--- BEGIN Data lines ---
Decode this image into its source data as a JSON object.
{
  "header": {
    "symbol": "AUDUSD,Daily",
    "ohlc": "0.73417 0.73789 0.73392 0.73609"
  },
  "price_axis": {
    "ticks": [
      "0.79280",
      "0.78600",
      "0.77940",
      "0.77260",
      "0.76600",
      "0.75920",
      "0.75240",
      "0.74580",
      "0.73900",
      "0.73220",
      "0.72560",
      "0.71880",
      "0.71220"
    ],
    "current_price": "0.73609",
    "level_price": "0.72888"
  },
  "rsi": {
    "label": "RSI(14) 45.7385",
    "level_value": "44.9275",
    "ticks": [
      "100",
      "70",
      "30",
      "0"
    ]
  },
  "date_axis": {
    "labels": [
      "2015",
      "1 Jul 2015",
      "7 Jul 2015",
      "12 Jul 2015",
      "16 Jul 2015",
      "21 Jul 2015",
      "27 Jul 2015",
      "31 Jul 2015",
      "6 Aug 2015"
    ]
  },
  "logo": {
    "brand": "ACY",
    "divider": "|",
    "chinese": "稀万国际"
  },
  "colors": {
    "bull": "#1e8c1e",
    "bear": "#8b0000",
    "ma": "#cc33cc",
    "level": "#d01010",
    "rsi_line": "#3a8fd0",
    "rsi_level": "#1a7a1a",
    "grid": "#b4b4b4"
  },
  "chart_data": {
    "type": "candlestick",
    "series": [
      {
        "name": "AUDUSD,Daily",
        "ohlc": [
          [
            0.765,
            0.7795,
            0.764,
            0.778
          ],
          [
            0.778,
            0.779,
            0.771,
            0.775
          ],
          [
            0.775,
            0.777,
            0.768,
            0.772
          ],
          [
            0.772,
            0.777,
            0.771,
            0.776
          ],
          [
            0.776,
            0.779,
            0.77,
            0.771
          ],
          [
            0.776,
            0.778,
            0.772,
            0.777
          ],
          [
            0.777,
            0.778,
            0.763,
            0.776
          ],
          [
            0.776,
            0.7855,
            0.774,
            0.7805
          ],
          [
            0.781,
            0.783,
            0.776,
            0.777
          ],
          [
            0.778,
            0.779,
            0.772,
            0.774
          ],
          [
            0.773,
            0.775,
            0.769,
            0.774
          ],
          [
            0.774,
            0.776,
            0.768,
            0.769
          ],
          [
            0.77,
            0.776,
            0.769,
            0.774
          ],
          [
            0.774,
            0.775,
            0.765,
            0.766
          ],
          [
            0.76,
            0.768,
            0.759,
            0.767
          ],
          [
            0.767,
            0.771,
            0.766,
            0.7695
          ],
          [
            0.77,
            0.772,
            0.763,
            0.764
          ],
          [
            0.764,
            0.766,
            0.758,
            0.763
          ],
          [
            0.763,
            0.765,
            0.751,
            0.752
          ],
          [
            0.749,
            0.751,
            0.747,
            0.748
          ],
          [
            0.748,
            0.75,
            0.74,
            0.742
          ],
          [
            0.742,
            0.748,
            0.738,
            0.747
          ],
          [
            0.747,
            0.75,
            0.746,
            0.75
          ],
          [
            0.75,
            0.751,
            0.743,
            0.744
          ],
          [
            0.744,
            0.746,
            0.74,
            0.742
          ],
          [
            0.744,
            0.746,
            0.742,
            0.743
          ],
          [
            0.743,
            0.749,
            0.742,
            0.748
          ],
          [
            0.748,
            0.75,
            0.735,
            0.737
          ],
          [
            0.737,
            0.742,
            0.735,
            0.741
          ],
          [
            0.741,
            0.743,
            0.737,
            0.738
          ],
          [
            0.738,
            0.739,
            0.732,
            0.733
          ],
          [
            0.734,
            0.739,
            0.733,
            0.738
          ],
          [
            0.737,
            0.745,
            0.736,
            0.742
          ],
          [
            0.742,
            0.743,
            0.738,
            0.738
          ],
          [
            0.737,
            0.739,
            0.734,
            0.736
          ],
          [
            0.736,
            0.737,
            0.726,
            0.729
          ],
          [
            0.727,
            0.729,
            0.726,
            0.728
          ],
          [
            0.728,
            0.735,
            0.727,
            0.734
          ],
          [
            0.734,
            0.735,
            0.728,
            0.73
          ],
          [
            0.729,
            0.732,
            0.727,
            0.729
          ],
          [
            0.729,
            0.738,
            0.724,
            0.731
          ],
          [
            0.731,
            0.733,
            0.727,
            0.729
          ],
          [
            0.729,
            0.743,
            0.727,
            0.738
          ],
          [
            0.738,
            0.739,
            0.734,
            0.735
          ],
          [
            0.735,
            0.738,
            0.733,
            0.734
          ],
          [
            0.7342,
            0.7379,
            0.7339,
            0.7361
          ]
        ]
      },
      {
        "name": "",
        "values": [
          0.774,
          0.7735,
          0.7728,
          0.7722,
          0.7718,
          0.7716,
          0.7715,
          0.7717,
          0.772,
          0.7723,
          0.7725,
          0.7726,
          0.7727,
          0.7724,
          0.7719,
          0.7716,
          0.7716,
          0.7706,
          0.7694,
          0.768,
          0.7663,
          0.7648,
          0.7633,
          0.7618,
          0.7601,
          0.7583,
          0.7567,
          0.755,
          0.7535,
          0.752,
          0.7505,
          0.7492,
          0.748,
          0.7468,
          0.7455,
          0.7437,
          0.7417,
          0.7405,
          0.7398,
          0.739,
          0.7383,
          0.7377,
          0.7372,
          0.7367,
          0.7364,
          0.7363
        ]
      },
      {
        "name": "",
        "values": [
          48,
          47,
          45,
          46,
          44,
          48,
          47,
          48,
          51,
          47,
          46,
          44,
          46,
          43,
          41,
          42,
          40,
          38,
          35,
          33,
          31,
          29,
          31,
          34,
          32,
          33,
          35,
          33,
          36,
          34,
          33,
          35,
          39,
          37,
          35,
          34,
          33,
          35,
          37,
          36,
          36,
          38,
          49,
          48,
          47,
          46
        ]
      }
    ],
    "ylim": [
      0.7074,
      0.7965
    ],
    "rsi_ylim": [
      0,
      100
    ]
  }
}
--- END Data lines ---
To be done: Copy out the full set of records precisely, leaving nothing out.

Solution for this exercise:
Decode this image into its source data as a JSON object.
{
  "header": {
    "symbol": "AUDUSD,Daily",
    "ohlc": "0.73417 0.73789 0.73392 0.73609"
  },
  "price_axis": {
    "ticks": [
      "0.79280",
      "0.78600",
      "0.77940",
      "0.77260",
      "0.76600",
      "0.75920",
      "0.75240",
      "0.74580",
      "0.73900",
      "0.73220",
      "0.72560",
      "0.71880",
      "0.71220"
    ],
    "current_price": "0.73609",
    "level_price": "0.72888"
  },
  "rsi": {
    "label": "RSI(14) 45.7385",
    "level_value": "44.9275",
    "ticks": [
      "100",
      "70",
      "30",
      "0"
    ]
  },
  "date_axis": {
    "labels": [
      "2015",
      "1 Jul 2015",
      "7 Jul 2015",
      "12 Jul 2015",
      "16 Jul 2015",
      "21 Jul 2015",
      "27 Jul 2015",
      "31 Jul 2015",
      "6 Aug 2015"
    ]
  },
  "logo": {
    "brand": "ACY",
    "divider": "|",
    "chinese": "稀万国际"
  },
  "colors": {
    "bull": "#1e8c1e",
    "bear": "#8b0000",
    "ma": "#cc33cc",
    "level": "#d01010",
    "rsi_line": "#3a8fd0",
    "rsi_level": "#1a7a1a",
    "grid": "#b4b4b4"
  },
  "chart_data": {
    "type": "candlestick",
    "series": [
      {
        "name": "AUDUSD,Daily",
        "ohlc": [
          [
            0.765,
            0.7795,
            0.764,
            0.778
          ],
          [
            0.778,
            0.779,
            0.771,
            0.775
          ],
          [
            0.775,
            0.777,
            0.768,
            0.772
          ],
          [
            0.772,
            0.777,
            0.771,
            0.776
          ],
          [
            0.776,
            0.779,
            0.77,
            0.771
          ],
          [
            0.776,
            0.778,
            0.772,
            0.777
          ],
          [
            0.777,
            0.778,
            0.763,
            0.776
          ],
          [
            0.776,
            0.7855,
            0.774,
            0.7805
          ],
          [
            0.781,
            0.783,
            0.776,
            0.777
          ],
          [
            0.778,
            0.779,
            0.772,
            0.774
          ],
          [
            0.773,
            0.775,
            0.769,
            0.774
          ],
          [
            0.774,
            0.776,
            0.768,
            0.769
          ],
          [
            0.77,
            0.776,
            0.769,
            0.774
          ],
          [
            0.774,
            0.775,
            0.765,
            0.766
          ],
          [
            0.76,
            0.768,
            0.759,
            0.767
          ],
          [
            0.767,
            0.771,
            0.766,
            0.7695
          ],
          [
            0.77,
            0.772,
            0.763,
            0.764
          ],
          [
            0.764,
            0.766,
            0.758,
            0.763
          ],
          [
            0.763,
            0.765,
            0.751,
            0.752
          ],
          [
            0.749,
            0.751,
            0.747,
            0.748
          ],
          [
            0.748,
            0.75,
            0.74,
            0.742
          ],
          [
            0.742,
            0.748,
            0.738,
            0.747
          ],
          [
            0.747,
            0.75,
            0.746,
            0.75
          ],
          [
            0.75,
            0.751,
            0.743,
            0.744
          ],
          [
            0.744,
            0.746,
            0.74,
            0.742
          ],
          [
            0.744,
            0.746,
            0.742,
            0.743
          ],
          [
            0.743,
            0.749,
            0.742,
            0.748
          ],
          [
            0.748,
            0.75,
            0.735,
            0.737
          ],
          [
            0.737,
            0.742,
            0.735,
            0.741
          ],
          [
            0.741,
            0.743,
            0.737,
            0.738
          ],
          [
            0.738,
            0.739,
            0.732,
            0.733
          ],
          [
            0.734,
            0.739,
            0.733,
            0.738
          ],
          [
            0.737,
            0.745,
            0.736,
            0.742
          ],
          [
            0.742,
            0.743,
            0.738,
            0.738
          ],
          [
            0.737,
            0.739,
            0.734,
            0.736
          ],
          [
            0.736,
            0.737,
            0.726,
            0.729
          ],
          [
            0.727,
            0.729,
            0.726,
            0.728
          ],
          [
            0.728,
            0.735,
            0.727,
            0.734
          ],
          [
            0.734,
            0.735,
            0.728,
            0.73
          ],
          [
            0.729,
            0.732,
            0.727,
            0.729
          ],
          [
            0.729,
            0.738,
            0.724,
            0.731
          ],
          [
            0.731,
            0.733,
            0.727,
            0.729
          ],
          [
            0.729,
            0.743,
            0.727,
            0.738
          ],
          [
            0.738,
            0.739,
            0.734,
            0.735
          ],
          [
            0.735,
            0.738,
            0.733,
            0.734
          ],
          [
            0.7342,
            0.7379,
            0.7339,
            0.7361
          ]
        ]
      },
      {
        "name": "",
        "values": [
          0.774,
          0.7735,
          0.7728,
          0.7722,
          0.7718,
          0.7716,
          0.7715,
          0.7717,
          0.772,
          0.7723,
          0.7725,
          0.7726,
          0.7727,
          0.7724,
          0.7719,
          0.7716,
          0.7716,
          0.7706,
          0.7694,
          0.768,
          0.7663,
          0.7648,
          0.7633,
          0.7618,
          0.7601,
          0.7583,
          0.7567,
          0.755,
          0.7535,
          0.752,
          0.7505,
          0.7492,
          0.748,
          0.7468,
          0.7455,
          0.7437,
          0.7417,
          0.7405,
          0.7398,
          0.739,
          0.7383,
          0.7377,
          0.7372,
          0.7367,
          0.7364,
          0.7363
        ]
      },
      {
        "name": "",
        "values": [
          48,
          47,
          45,
          46,
          44,
          48,
          47,
          48,
          51,
          47,
          46,
          44,
          46,
          43,
          41,
          42,
          40,
          38,
          35,
          33,
          31,
          29,
          31,
          34,
          32,
          33,
          35,
          33,
          36,
          34,
          33,
          35,
          39,
          37,
          35,
          34,
          33,
          35,
          37,
          36,
          36,
          38,
          49,
          48,
          47,
          46
        ]
      }
    ],
    "ylim": [
      0.7074,
      0.7965
    ],
    "rsi_ylim": [
      0,
      100
    ]
  }
}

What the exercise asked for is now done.